Task to carry out - Lines containing the word "biele" are the ones to copy from the records below.

Dataset content -
---------------

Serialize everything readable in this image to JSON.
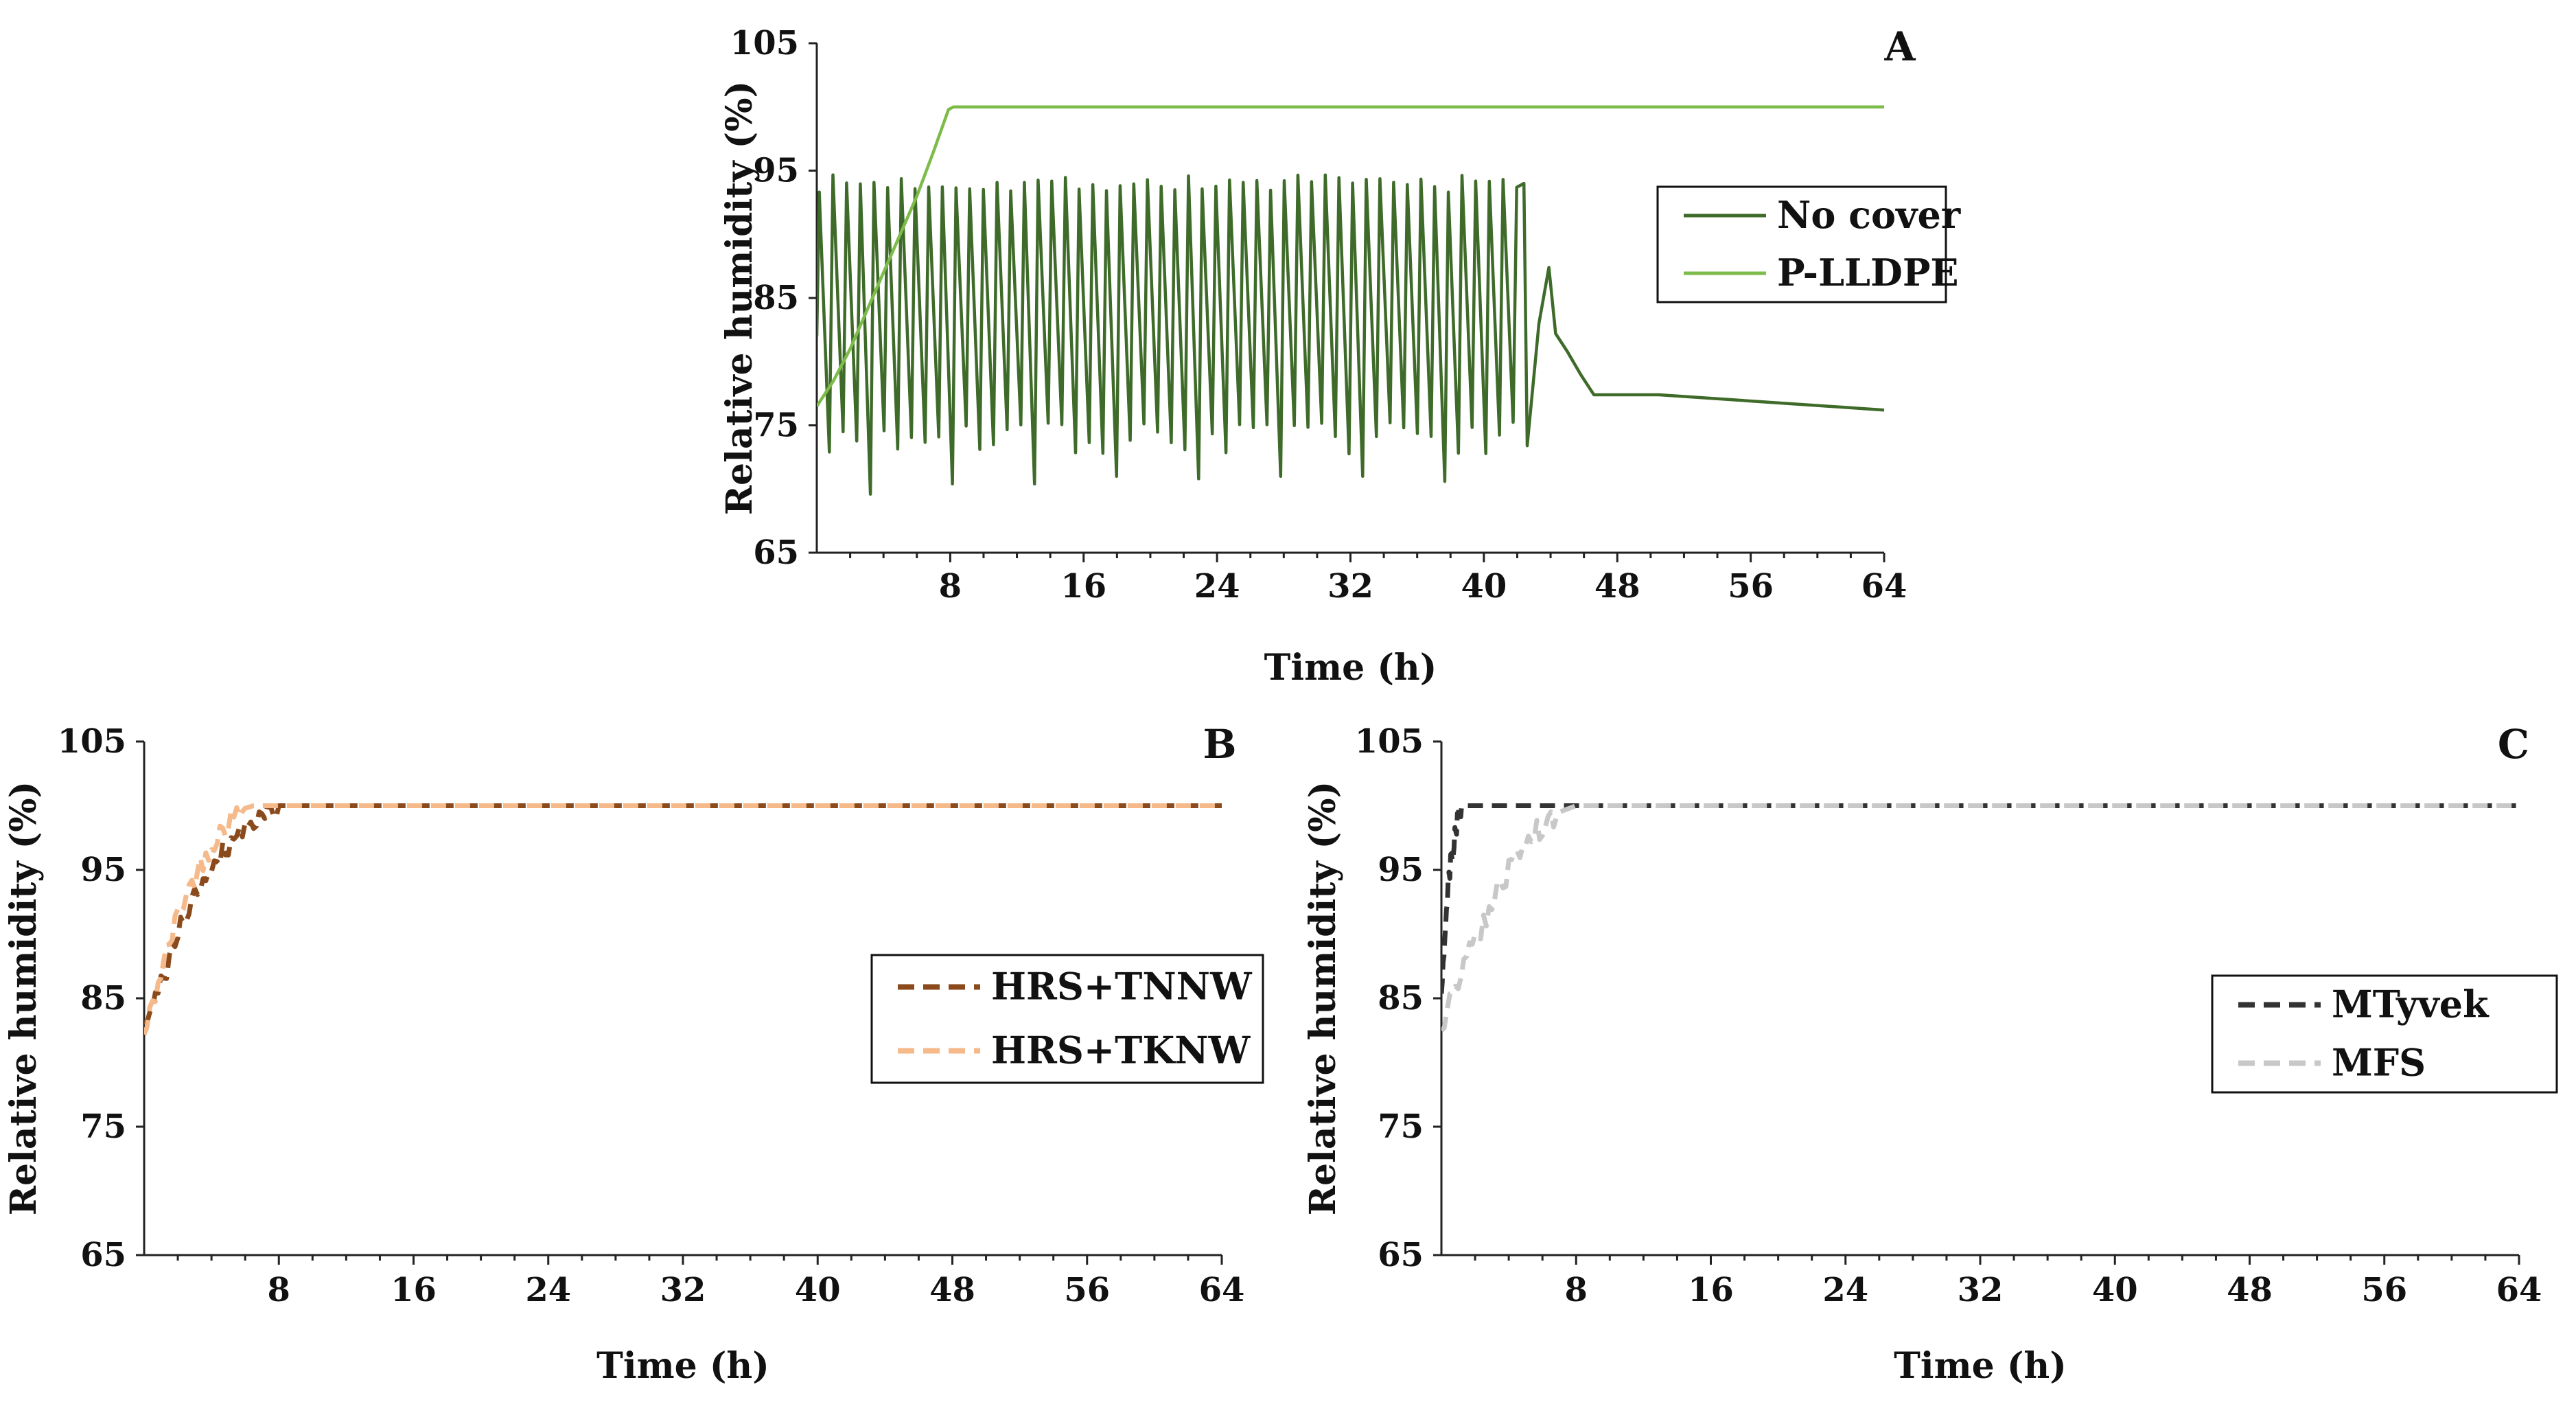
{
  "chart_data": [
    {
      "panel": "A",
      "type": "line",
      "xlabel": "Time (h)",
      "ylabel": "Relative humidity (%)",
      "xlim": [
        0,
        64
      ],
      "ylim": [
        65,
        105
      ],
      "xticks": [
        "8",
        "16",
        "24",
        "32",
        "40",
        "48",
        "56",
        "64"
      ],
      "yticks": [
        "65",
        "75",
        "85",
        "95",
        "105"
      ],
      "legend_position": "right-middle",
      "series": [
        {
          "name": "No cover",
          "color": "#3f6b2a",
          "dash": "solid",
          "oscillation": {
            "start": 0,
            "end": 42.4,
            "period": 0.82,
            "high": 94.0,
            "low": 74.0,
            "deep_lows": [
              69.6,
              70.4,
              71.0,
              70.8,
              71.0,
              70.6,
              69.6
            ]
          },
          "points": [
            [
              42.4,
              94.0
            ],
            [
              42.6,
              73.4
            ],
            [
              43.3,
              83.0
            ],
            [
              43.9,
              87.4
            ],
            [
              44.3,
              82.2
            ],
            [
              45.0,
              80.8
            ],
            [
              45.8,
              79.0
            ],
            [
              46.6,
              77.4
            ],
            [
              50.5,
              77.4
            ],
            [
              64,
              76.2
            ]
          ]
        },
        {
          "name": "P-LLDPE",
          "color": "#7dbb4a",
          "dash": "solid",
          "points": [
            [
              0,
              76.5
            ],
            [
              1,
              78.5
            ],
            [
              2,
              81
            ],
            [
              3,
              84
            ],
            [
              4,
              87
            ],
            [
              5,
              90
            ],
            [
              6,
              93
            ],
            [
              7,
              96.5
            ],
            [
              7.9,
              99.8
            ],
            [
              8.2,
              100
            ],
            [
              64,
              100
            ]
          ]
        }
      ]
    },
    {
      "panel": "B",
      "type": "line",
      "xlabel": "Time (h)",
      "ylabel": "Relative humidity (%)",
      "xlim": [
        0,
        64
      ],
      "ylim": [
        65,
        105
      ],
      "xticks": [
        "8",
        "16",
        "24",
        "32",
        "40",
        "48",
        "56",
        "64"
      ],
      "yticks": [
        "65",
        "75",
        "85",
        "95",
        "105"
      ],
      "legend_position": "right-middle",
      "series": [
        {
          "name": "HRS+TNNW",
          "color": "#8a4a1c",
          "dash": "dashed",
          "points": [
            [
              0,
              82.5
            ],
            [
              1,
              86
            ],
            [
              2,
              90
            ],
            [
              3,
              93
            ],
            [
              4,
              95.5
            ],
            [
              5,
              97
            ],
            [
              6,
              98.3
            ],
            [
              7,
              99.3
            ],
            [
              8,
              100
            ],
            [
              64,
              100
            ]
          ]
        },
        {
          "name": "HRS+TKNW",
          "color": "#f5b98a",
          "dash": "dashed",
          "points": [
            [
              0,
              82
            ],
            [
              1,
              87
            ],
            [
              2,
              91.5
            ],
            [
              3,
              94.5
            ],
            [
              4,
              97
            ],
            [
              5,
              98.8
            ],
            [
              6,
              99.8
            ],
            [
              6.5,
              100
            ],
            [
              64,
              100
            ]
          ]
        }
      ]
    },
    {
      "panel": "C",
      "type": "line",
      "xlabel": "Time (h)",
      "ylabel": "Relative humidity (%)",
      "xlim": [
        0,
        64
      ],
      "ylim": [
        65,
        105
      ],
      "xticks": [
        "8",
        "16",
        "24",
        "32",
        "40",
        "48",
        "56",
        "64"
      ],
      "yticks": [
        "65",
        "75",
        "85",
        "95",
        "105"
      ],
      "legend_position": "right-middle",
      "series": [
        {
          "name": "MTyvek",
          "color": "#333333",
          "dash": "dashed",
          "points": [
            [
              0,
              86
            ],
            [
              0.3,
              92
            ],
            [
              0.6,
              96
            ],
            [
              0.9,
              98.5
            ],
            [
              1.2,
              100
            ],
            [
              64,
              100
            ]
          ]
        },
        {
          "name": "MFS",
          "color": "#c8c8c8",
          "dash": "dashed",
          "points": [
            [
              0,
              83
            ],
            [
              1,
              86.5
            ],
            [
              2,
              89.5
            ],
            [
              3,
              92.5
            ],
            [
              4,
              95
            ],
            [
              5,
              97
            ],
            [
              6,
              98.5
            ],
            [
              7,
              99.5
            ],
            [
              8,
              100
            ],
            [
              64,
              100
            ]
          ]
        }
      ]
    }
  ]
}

---------------

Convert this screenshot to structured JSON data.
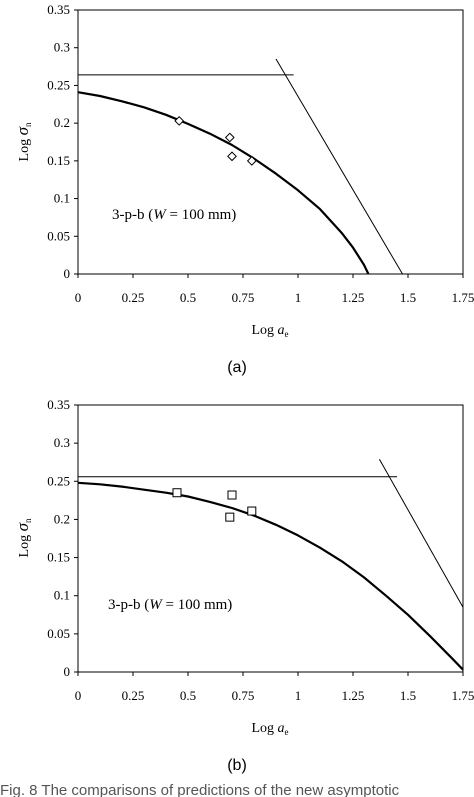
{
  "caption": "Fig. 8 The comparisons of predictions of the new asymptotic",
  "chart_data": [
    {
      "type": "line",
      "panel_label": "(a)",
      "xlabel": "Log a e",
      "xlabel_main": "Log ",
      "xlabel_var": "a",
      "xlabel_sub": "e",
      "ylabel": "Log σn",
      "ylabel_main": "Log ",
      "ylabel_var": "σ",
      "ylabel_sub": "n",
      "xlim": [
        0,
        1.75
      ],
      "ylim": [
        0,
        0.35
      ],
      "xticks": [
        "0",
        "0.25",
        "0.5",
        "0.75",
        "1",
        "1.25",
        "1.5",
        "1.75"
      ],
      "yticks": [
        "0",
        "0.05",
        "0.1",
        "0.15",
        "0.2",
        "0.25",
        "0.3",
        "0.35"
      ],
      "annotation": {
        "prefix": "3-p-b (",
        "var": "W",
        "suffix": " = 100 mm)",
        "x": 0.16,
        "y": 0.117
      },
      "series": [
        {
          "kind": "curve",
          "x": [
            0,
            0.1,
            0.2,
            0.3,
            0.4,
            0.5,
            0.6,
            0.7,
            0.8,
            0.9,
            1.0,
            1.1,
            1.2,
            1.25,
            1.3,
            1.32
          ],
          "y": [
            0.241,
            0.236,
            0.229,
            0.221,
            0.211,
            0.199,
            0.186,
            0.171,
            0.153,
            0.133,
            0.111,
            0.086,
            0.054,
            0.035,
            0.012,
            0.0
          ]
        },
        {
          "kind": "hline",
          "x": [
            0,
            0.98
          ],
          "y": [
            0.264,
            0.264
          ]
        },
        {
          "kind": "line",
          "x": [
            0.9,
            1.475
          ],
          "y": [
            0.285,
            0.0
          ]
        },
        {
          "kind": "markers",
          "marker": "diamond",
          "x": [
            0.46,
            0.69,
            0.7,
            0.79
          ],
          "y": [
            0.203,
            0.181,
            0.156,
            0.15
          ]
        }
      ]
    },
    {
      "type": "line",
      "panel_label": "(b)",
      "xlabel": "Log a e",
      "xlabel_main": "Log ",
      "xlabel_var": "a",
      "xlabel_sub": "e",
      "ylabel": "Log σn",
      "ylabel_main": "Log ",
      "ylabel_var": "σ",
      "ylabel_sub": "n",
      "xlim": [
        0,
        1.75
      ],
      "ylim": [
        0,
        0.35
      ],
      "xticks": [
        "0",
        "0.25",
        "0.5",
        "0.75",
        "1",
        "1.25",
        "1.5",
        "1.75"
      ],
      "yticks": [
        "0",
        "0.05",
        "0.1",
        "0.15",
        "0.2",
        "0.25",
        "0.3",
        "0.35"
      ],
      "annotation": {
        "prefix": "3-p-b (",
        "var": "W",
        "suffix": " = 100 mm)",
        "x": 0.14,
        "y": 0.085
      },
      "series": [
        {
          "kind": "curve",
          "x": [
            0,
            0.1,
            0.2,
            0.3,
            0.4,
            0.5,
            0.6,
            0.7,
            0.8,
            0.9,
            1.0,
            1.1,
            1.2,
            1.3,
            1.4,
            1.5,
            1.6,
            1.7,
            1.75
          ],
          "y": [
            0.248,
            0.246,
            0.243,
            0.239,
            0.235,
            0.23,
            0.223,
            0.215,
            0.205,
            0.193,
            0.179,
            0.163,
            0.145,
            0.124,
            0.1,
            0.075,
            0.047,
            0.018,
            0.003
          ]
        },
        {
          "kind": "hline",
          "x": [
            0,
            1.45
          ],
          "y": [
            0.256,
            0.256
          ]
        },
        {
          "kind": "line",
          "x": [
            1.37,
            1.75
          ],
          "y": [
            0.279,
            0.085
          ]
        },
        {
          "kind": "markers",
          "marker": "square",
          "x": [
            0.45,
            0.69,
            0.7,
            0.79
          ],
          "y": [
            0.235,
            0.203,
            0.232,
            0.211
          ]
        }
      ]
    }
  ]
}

---------------

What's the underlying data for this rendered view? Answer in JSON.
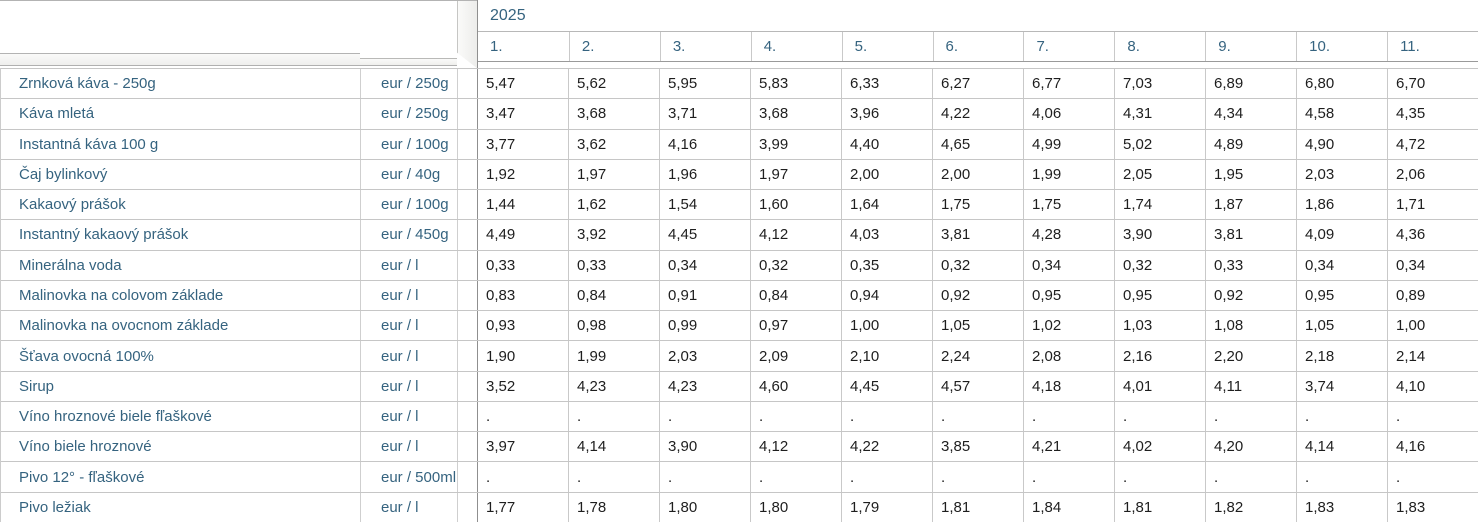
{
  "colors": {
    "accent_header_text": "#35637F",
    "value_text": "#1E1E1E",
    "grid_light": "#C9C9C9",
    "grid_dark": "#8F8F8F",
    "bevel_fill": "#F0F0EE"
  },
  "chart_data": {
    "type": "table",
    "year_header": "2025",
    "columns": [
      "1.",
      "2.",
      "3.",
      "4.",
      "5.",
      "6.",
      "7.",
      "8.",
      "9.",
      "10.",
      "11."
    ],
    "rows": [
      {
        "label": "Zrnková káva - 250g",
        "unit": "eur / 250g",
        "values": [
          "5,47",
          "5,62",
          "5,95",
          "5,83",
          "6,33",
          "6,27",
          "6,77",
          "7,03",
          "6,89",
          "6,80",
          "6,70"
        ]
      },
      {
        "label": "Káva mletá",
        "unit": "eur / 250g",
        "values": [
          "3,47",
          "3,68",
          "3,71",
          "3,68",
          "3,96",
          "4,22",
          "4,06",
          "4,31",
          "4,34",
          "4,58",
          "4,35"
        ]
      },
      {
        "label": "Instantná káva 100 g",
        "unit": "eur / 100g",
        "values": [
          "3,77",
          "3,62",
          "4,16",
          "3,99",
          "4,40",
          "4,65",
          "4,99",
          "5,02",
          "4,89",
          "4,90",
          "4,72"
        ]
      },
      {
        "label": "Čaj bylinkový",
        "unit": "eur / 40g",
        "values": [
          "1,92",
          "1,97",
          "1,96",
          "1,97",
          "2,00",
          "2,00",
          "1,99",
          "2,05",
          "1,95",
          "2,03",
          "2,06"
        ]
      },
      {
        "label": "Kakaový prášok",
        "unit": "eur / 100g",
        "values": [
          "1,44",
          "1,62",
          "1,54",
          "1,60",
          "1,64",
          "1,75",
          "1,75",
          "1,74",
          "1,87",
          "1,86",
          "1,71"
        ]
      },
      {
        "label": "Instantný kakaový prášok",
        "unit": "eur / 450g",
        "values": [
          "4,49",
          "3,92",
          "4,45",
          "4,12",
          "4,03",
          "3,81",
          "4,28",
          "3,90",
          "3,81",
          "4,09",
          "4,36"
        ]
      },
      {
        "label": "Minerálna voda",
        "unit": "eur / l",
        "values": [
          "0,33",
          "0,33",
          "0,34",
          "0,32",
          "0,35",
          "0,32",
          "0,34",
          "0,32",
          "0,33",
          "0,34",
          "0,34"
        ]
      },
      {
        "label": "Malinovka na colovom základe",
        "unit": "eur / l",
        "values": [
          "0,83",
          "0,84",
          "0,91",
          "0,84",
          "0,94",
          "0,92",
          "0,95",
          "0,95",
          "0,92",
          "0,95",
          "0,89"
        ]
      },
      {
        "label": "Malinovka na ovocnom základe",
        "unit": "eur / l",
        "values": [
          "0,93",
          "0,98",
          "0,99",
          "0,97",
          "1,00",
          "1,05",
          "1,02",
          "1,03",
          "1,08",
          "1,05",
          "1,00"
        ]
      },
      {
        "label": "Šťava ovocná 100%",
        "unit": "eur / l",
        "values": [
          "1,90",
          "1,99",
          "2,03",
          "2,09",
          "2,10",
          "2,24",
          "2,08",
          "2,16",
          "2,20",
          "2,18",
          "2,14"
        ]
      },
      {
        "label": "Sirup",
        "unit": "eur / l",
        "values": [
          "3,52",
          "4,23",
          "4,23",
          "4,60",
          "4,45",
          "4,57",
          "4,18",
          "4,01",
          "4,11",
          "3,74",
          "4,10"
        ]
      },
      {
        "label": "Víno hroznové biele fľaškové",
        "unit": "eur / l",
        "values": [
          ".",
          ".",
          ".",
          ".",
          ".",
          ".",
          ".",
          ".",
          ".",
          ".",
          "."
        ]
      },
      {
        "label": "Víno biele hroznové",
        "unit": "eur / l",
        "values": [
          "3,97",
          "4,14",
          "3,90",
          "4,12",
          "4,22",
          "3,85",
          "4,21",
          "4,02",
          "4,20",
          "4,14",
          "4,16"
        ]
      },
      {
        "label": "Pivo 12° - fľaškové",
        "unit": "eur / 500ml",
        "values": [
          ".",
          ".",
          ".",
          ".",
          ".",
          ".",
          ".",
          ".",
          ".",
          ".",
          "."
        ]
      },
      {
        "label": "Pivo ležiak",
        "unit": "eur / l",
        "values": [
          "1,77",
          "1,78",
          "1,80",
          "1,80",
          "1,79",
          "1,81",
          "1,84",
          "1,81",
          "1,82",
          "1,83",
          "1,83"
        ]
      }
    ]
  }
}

---------------

Reply -
        "label": "Víno hroznové biele fľaškové",
        "label": "Víno biele hroznové",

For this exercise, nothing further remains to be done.